Des exemples de ces réponses diamétralement opposées jalonnent le paysage de la crise actuelle. Les agriculteurs palestiniens laissent des produits frais au bord des routes pour les personnes qui n’ont pas les moyens d’acheter de la nourriture, tandis que le Hongrois Victor Orban a utilisé la crise pour gouverner par décret. Aux États-Unis, les travailleurs de General Electric obligent l’entreprise à produire des respirateurs, tandis que les sociétés de recrutement de personnel médical tentent de maintenir leurs profits en réduisant les salaires et les avantages des employés qui traitent les patients atteints de coronavirus.
La pandémie montre tragiquement que, alors qu’il faut se concentrer sur le sauvetage et le maintien de la vie, le capitalisme ne se préoccupe que de sauver l’économie, ou les profits ; au point qu’un homme politique texan, représentant pleinement sa classe, veut que les Américains sacrifient leurs grands-parents pour sauver l’économie.
Cette relation entre le profit et la vie sous le capitalisme est au centre de la théorie de la reproduction sociale (Social Reproduction Theory SRT). Les principaux arguments de la SRT sont les suivants.
Alors que le capitalisme en tant que système ne se préoccupe que du profit, le profit étant le moteur et la force vitale du capital, le système a une relation de dépendance réticente aux processus et aux institutions de création de vie. Le système dépend des travailleurs pour produire des marchandises qui sont ensuite vendues pour faire des profits. Le système ne peut donc survivre que si la vie des travailleuses et travailleurs est reproduite de manière continue et fiable tout en étant remplacée au niveau générationnel. La nourriture, le logement, les transports publics, les écoles et les hôpitaux publics sont tous des ingrédients de la création de la vie qui reproduisent socialement les travailleurs et leurs familles. Le niveau d’accès à ces éléments détermine le sort de la classe dans son ensemble, et les femmes continuent d’effectuer la majeure partie du travail de création de vie à l’échelle mondiale. Mais le capital hésite à consacrer une partie de ses bénéfices à des processus qui entretiennent et maintiennent la vie. C’est pourquoi tout le travail de soin est dévalorisé ou non rémunéré sous le capitalisme, tandis que les institutions de création de la vie telles que les écoles et les hôpitaux sont soit constamment privatisés soit sous-financés.

• [LIGNES FOURNIES]:

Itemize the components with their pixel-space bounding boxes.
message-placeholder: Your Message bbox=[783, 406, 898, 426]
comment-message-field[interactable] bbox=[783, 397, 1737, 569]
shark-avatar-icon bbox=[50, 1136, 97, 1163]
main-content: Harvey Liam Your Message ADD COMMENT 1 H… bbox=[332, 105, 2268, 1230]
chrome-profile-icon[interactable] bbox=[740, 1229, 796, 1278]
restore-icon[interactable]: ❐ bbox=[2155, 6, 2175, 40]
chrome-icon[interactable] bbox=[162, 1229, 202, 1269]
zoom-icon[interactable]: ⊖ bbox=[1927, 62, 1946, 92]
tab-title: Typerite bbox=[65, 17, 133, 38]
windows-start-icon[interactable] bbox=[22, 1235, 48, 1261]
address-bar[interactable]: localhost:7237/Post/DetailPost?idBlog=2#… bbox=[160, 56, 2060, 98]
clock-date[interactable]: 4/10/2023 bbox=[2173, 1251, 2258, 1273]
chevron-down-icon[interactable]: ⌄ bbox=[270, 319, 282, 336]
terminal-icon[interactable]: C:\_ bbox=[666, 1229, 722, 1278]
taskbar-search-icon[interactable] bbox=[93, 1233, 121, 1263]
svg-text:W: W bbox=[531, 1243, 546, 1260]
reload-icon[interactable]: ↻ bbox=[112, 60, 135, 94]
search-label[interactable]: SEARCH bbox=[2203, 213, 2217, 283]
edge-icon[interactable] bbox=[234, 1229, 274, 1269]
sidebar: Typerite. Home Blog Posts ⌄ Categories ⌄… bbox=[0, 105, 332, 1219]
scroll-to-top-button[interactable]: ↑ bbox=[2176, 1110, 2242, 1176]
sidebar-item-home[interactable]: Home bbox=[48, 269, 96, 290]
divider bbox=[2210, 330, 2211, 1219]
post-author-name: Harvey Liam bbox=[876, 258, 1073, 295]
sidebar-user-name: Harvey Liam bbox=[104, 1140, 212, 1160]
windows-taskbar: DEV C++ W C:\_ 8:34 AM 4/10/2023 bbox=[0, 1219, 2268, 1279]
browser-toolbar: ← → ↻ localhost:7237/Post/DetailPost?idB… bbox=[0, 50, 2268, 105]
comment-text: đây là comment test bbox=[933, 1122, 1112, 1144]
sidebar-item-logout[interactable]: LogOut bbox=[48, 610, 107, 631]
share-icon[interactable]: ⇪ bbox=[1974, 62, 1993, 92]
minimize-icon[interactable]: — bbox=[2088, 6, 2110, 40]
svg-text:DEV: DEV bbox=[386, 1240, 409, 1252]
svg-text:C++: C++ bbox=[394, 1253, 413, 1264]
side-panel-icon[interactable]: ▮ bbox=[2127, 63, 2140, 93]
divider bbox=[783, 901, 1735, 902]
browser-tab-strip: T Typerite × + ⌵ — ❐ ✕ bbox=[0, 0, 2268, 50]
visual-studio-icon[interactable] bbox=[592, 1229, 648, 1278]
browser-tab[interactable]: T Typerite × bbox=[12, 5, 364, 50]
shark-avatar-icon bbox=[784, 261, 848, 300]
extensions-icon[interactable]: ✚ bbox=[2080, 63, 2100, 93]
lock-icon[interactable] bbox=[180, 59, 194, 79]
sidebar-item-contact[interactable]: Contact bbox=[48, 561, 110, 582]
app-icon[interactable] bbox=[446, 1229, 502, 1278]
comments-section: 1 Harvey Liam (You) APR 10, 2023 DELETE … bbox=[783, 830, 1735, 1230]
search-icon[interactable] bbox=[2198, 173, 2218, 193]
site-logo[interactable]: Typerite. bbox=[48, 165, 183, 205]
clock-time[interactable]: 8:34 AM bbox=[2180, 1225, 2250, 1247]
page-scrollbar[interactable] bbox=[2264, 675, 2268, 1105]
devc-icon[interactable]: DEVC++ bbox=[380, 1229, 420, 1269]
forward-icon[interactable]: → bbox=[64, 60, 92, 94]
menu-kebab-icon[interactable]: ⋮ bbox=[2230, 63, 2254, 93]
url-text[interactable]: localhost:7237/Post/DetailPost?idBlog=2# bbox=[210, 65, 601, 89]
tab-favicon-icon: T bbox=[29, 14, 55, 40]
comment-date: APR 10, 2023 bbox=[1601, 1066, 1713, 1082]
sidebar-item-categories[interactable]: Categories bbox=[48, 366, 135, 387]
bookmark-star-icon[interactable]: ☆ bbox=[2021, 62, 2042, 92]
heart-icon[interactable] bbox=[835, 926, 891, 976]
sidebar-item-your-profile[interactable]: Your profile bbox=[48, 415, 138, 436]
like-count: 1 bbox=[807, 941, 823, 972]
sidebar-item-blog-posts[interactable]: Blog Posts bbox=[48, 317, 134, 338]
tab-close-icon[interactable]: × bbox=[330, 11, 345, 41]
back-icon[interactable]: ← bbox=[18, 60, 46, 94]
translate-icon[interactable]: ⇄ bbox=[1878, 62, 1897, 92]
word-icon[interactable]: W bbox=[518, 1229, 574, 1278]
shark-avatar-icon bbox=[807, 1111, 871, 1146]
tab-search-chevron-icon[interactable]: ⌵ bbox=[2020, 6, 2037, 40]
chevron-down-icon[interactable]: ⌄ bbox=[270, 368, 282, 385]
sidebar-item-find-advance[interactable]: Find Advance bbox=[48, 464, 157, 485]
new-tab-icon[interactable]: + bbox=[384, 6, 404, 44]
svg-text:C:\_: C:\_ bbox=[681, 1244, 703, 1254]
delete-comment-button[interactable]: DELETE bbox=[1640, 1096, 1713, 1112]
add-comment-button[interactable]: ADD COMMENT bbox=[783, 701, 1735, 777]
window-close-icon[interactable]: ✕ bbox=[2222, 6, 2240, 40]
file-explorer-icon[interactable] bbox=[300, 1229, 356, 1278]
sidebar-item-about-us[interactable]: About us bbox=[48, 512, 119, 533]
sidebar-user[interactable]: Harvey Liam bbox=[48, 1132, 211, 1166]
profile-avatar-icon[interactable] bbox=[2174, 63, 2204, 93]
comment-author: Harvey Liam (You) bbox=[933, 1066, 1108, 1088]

• [QUESTIONS À TRAITER]:
a: Traduisez en anglais cette phrase de l'extrait : « Le système dépend des travailleurs pour produire des marchandises qui sont ensuite vendues pour faire des profits. »
b: Recopiez fidèlement le passage de l'extrait qui commence à « Des exemples de » et se termine à « atteints de coronavirus. ».
Les lignes n'ont aucun lien avec l'extrait.

• [RÉPONSES PAR CONSIGNE]:
a: The system depends on workers to produce commodities that are then sold to make profits.

b:
Des exemples de ces réponses diamétralement opposées jalonnent le paysage de la crise actuelle. Les agriculteurs palestiniens laissent des produits frais au bord des routes pour les personnes qui n’ont pas les moyens d’acheter de la nourriture, tandis que le Hongrois Victor Orban a utilisé la crise pour gouverner par décret. Aux États-Unis, les travailleurs de General Electric obligent l’entreprise à produire des respirateurs, tandis que les sociétés de recrutement de personnel médical tentent de maintenir leurs profits en réduisant les salaires et les avantages des employés qui traitent les patients atteints de coronavirus.